▸ **Goal**
Extract each line where the string "group" shows up.

▸ **Extracted information**
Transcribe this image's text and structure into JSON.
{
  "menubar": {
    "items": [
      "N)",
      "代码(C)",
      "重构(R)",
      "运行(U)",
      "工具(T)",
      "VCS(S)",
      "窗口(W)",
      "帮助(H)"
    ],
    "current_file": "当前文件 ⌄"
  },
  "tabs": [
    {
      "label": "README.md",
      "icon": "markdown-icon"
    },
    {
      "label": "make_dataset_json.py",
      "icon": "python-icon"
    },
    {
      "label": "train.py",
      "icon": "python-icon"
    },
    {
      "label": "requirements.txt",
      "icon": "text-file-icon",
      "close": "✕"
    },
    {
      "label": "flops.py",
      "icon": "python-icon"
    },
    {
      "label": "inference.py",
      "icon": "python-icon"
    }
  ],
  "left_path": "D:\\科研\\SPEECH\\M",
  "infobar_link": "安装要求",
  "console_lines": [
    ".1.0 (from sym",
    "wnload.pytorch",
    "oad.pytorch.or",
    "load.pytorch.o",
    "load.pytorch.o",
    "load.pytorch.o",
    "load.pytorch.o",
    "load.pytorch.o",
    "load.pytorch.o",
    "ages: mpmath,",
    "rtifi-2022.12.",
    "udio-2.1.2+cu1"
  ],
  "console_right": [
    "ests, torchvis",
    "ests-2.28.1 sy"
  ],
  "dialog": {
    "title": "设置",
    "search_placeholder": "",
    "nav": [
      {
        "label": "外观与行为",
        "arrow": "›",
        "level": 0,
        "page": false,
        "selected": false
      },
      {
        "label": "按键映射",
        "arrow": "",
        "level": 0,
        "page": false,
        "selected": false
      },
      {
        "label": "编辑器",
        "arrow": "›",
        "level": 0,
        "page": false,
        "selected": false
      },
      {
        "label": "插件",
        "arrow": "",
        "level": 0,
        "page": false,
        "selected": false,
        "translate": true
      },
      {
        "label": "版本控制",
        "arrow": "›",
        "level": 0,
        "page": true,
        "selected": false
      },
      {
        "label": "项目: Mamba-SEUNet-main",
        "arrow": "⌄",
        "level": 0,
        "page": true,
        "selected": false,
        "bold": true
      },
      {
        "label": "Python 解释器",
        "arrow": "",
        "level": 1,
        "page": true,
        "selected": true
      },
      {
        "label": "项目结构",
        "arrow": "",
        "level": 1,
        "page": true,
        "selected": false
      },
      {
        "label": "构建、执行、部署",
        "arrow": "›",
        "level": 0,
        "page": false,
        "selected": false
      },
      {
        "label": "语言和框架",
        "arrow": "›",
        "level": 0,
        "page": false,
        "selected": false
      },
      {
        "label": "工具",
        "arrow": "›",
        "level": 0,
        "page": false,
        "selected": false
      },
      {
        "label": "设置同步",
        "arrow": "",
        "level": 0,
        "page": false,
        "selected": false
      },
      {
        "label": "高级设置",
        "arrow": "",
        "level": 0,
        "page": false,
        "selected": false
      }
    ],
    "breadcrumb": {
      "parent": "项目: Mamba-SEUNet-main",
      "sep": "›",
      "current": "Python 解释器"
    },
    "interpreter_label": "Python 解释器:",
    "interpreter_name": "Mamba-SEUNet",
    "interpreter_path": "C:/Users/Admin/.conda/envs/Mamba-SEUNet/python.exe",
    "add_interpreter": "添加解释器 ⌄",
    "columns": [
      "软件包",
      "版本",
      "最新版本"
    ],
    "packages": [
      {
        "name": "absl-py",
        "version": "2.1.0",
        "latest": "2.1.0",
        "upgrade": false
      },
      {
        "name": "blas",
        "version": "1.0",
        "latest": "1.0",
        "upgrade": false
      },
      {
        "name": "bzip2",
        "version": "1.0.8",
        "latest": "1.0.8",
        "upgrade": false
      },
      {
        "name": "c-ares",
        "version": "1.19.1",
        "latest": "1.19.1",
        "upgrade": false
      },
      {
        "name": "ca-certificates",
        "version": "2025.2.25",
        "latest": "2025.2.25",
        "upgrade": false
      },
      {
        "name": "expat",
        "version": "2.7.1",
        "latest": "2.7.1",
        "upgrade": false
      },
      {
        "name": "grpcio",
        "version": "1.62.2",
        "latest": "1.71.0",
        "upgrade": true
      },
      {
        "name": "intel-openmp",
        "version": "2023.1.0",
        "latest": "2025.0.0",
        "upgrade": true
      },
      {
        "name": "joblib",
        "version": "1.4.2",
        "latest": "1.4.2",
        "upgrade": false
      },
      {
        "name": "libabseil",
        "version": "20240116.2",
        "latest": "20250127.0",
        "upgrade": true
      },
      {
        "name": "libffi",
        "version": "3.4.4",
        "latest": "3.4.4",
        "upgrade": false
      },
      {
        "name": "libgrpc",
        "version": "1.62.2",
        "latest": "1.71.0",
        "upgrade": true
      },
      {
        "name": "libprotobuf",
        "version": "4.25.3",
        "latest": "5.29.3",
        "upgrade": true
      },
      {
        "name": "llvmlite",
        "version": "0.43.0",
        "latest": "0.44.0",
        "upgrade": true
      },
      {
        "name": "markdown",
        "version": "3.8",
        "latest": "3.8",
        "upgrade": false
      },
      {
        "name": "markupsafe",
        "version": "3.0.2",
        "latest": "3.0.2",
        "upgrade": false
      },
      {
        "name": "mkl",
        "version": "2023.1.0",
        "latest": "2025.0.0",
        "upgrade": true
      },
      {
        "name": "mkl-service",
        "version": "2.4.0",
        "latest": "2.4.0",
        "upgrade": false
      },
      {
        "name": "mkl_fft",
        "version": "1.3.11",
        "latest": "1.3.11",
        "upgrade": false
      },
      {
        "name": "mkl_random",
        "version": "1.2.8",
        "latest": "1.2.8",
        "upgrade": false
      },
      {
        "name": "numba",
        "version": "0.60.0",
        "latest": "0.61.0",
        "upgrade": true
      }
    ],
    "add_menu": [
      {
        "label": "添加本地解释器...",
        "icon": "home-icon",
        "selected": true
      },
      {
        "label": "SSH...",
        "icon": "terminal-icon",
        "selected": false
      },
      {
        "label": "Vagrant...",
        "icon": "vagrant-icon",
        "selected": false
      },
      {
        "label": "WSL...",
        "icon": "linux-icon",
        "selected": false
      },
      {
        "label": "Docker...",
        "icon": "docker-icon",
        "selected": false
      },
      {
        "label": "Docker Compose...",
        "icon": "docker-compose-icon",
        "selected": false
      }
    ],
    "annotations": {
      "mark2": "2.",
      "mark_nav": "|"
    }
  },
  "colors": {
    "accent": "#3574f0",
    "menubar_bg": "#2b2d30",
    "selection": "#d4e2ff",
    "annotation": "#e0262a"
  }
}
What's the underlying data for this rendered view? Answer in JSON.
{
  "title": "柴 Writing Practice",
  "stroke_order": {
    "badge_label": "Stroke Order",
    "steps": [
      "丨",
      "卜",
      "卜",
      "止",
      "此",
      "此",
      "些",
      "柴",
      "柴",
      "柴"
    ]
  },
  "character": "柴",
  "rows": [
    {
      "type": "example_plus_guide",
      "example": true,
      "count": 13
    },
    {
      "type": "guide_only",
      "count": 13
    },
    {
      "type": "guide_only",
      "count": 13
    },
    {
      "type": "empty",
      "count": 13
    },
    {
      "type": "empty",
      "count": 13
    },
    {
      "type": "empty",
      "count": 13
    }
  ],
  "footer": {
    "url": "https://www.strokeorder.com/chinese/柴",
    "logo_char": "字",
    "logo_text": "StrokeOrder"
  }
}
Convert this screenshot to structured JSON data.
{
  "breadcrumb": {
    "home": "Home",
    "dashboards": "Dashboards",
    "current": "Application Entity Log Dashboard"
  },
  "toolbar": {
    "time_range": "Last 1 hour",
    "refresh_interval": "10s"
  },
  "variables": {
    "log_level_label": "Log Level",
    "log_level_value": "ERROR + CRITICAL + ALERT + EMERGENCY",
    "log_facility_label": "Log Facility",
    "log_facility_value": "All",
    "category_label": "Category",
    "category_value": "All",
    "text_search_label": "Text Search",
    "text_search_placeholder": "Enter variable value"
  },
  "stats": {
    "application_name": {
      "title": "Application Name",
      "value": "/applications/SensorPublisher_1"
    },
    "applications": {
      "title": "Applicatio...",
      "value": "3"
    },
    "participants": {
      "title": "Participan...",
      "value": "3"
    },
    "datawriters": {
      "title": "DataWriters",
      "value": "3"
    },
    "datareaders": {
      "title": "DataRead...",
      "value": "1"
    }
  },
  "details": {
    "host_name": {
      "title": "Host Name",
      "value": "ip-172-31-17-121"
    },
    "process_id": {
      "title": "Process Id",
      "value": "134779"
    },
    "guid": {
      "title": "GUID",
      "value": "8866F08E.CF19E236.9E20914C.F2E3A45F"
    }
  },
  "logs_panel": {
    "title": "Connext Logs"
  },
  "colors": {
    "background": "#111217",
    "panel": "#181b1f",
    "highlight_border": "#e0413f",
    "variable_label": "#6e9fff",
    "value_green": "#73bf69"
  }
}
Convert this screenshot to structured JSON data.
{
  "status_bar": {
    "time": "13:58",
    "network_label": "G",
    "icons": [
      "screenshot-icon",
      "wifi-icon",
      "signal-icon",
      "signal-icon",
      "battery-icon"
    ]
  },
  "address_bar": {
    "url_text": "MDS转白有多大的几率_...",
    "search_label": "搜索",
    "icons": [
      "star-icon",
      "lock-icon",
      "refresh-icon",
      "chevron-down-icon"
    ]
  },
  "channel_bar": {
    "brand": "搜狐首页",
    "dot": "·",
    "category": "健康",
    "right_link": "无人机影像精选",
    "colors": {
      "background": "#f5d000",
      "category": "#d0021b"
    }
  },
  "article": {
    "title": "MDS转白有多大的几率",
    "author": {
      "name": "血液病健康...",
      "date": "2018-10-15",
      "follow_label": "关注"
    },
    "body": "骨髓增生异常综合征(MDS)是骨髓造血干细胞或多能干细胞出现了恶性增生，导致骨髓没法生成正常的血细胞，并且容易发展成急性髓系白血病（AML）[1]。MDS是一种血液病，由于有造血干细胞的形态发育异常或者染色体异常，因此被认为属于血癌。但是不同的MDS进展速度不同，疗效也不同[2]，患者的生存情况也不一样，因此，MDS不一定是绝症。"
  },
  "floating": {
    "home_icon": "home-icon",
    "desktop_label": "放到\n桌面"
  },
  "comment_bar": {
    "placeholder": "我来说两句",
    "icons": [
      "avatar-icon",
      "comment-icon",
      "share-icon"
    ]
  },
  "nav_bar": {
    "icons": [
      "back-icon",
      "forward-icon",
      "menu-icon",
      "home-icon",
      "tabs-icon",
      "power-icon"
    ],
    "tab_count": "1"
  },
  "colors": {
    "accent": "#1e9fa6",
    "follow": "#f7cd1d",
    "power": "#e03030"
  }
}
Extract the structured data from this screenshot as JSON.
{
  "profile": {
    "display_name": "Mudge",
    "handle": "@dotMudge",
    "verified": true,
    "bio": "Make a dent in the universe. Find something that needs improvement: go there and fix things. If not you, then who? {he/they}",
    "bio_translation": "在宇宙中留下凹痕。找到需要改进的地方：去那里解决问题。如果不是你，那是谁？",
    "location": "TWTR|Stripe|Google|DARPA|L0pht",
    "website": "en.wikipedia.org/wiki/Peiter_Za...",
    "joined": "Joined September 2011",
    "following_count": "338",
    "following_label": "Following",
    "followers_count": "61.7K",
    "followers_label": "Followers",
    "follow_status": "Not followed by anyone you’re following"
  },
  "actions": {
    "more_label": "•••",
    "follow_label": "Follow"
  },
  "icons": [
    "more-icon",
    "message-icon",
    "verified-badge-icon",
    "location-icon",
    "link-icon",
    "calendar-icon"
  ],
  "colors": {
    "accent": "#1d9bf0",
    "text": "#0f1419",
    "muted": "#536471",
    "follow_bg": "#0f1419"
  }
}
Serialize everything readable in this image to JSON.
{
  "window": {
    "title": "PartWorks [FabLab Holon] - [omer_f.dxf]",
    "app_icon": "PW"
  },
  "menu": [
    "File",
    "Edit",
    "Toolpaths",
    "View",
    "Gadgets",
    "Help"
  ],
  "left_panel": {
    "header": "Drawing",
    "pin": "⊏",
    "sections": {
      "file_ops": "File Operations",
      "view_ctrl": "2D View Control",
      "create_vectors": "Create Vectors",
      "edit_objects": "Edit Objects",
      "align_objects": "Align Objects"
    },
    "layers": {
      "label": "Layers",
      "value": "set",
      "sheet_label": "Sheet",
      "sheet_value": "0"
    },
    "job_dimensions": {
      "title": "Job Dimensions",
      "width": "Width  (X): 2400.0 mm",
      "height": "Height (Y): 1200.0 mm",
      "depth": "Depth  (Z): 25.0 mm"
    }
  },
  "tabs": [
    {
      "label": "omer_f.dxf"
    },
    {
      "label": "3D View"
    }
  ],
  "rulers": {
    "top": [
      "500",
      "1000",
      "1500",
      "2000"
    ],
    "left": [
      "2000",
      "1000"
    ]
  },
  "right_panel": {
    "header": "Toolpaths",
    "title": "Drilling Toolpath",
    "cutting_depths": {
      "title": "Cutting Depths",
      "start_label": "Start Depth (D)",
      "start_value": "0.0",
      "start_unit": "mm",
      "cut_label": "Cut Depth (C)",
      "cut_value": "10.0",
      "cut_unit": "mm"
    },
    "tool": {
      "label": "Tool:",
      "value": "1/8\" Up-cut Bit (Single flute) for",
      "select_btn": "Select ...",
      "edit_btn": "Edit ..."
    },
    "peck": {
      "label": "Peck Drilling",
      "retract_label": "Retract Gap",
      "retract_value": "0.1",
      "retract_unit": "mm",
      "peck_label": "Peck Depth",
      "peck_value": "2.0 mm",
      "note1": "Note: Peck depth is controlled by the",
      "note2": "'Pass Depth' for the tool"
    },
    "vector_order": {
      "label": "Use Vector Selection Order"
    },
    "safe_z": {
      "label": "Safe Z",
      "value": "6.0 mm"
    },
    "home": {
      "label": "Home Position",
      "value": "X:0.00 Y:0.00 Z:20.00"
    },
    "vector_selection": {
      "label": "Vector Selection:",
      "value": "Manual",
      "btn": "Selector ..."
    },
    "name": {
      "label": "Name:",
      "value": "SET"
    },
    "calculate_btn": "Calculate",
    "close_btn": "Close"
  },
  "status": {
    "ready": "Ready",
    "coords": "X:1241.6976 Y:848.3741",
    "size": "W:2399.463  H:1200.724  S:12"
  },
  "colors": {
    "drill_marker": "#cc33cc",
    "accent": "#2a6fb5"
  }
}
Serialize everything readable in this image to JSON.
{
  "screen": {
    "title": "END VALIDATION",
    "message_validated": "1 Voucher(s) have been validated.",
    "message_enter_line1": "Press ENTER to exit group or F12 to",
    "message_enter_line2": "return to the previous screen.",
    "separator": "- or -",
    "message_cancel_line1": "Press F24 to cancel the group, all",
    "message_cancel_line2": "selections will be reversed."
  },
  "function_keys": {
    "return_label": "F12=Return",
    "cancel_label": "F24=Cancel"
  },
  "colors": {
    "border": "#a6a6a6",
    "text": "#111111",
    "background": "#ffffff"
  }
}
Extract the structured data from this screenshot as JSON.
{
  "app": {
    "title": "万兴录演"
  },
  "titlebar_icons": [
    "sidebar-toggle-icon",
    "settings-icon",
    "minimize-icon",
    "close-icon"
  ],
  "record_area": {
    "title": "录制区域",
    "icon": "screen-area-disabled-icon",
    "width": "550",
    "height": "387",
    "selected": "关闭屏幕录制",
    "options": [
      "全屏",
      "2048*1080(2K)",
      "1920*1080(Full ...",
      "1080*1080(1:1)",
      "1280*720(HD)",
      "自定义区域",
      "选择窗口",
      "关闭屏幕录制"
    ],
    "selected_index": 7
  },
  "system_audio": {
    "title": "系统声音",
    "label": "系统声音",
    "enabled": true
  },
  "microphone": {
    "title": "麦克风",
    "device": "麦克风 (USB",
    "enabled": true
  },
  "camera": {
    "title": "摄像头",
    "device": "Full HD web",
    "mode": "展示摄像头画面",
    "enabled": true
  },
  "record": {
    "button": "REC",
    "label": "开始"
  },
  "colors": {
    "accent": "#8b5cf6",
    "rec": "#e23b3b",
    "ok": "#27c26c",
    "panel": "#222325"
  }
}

▸ **Solution for this exercise**
    "message_enter_line1": "Press ENTER to exit group or F12 to",
    "message_cancel_line1": "Press F24 to cancel the group, all",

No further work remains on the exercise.